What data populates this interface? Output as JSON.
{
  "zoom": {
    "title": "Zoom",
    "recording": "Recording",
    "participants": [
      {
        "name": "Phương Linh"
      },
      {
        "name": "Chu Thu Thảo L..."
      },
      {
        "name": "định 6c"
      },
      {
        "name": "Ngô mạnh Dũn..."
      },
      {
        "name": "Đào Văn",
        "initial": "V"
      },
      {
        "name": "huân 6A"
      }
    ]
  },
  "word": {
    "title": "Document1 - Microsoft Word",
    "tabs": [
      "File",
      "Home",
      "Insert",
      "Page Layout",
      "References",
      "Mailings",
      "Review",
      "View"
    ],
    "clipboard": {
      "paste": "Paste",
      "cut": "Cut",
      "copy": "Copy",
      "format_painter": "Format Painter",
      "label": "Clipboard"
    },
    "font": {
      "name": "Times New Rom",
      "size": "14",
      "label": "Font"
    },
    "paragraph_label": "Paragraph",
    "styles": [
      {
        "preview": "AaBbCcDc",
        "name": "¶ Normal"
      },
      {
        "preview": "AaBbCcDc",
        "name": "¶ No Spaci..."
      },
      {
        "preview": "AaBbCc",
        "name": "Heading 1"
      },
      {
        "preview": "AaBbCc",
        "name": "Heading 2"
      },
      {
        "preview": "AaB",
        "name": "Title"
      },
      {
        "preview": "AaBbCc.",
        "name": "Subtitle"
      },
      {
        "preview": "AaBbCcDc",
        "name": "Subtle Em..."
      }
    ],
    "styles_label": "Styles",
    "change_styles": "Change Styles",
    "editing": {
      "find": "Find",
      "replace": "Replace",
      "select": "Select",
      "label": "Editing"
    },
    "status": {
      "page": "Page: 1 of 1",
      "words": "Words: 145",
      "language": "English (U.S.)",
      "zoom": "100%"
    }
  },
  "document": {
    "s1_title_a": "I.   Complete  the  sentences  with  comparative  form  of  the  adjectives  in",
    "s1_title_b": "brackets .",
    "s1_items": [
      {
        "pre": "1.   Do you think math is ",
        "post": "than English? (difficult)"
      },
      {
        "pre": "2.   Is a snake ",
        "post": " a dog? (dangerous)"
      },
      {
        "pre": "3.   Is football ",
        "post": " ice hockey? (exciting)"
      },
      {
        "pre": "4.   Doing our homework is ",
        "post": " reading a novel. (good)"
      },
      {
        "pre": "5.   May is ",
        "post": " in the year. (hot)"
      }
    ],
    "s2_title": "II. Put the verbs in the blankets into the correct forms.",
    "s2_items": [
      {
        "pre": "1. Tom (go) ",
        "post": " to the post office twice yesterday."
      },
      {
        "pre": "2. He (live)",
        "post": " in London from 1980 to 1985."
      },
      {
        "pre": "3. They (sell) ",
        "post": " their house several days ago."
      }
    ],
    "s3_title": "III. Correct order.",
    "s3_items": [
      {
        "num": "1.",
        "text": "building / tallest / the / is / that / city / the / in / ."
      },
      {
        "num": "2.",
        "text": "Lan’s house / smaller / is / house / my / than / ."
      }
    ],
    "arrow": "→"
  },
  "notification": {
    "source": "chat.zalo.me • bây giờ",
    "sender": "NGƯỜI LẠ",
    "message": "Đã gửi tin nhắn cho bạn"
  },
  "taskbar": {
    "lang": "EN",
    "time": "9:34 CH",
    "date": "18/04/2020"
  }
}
────
**To be done:** Every record above needs to be repeated word for word.

**Answer to this exercise:**
What data populates this interface? Output as JSON.
{
  "zoom": {
    "title": "Zoom",
    "recording": "Recording",
    "participants": [
      {
        "name": "Phương Linh"
      },
      {
        "name": "Chu Thu Thảo L..."
      },
      {
        "name": "định 6c"
      },
      {
        "name": "Ngô mạnh Dũn..."
      },
      {
        "name": "Đào Văn",
        "initial": "V"
      },
      {
        "name": "huân 6A"
      }
    ]
  },
  "word": {
    "title": "Document1 - Microsoft Word",
    "tabs": [
      "File",
      "Home",
      "Insert",
      "Page Layout",
      "References",
      "Mailings",
      "Review",
      "View"
    ],
    "clipboard": {
      "paste": "Paste",
      "cut": "Cut",
      "copy": "Copy",
      "format_painter": "Format Painter",
      "label": "Clipboard"
    },
    "font": {
      "name": "Times New Rom",
      "size": "14",
      "label": "Font"
    },
    "paragraph_label": "Paragraph",
    "styles": [
      {
        "preview": "AaBbCcDc",
        "name": "¶ Normal"
      },
      {
        "preview": "AaBbCcDc",
        "name": "¶ No Spaci..."
      },
      {
        "preview": "AaBbCc",
        "name": "Heading 1"
      },
      {
        "preview": "AaBbCc",
        "name": "Heading 2"
      },
      {
        "preview": "AaB",
        "name": "Title"
      },
      {
        "preview": "AaBbCc.",
        "name": "Subtitle"
      },
      {
        "preview": "AaBbCcDc",
        "name": "Subtle Em..."
      }
    ],
    "styles_label": "Styles",
    "change_styles": "Change Styles",
    "editing": {
      "find": "Find",
      "replace": "Replace",
      "select": "Select",
      "label": "Editing"
    },
    "status": {
      "page": "Page: 1 of 1",
      "words": "Words: 145",
      "language": "English (U.S.)",
      "zoom": "100%"
    }
  },
  "document": {
    "s1_title_a": "I.   Complete  the  sentences  with  comparative  form  of  the  adjectives  in",
    "s1_title_b": "brackets .",
    "s1_items": [
      {
        "pre": "1.   Do you think math is ",
        "post": "than English? (difficult)"
      },
      {
        "pre": "2.   Is a snake ",
        "post": " a dog? (dangerous)"
      },
      {
        "pre": "3.   Is football ",
        "post": " ice hockey? (exciting)"
      },
      {
        "pre": "4.   Doing our homework is ",
        "post": " reading a novel. (good)"
      },
      {
        "pre": "5.   May is ",
        "post": " in the year. (hot)"
      }
    ],
    "s2_title": "II. Put the verbs in the blankets into the correct forms.",
    "s2_items": [
      {
        "pre": "1. Tom (go) ",
        "post": " to the post office twice yesterday."
      },
      {
        "pre": "2. He (live)",
        "post": " in London from 1980 to 1985."
      },
      {
        "pre": "3. They (sell) ",
        "post": " their house several days ago."
      }
    ],
    "s3_title": "III. Correct order.",
    "s3_items": [
      {
        "num": "1.",
        "text": "building / tallest / the / is / that / city / the / in / ."
      },
      {
        "num": "2.",
        "text": "Lan’s house / smaller / is / house / my / than / ."
      }
    ],
    "arrow": "→"
  },
  "notification": {
    "source": "chat.zalo.me • bây giờ",
    "sender": "NGƯỜI LẠ",
    "message": "Đã gửi tin nhắn cho bạn"
  },
  "taskbar": {
    "lang": "EN",
    "time": "9:34 CH",
    "date": "18/04/2020"
  }
}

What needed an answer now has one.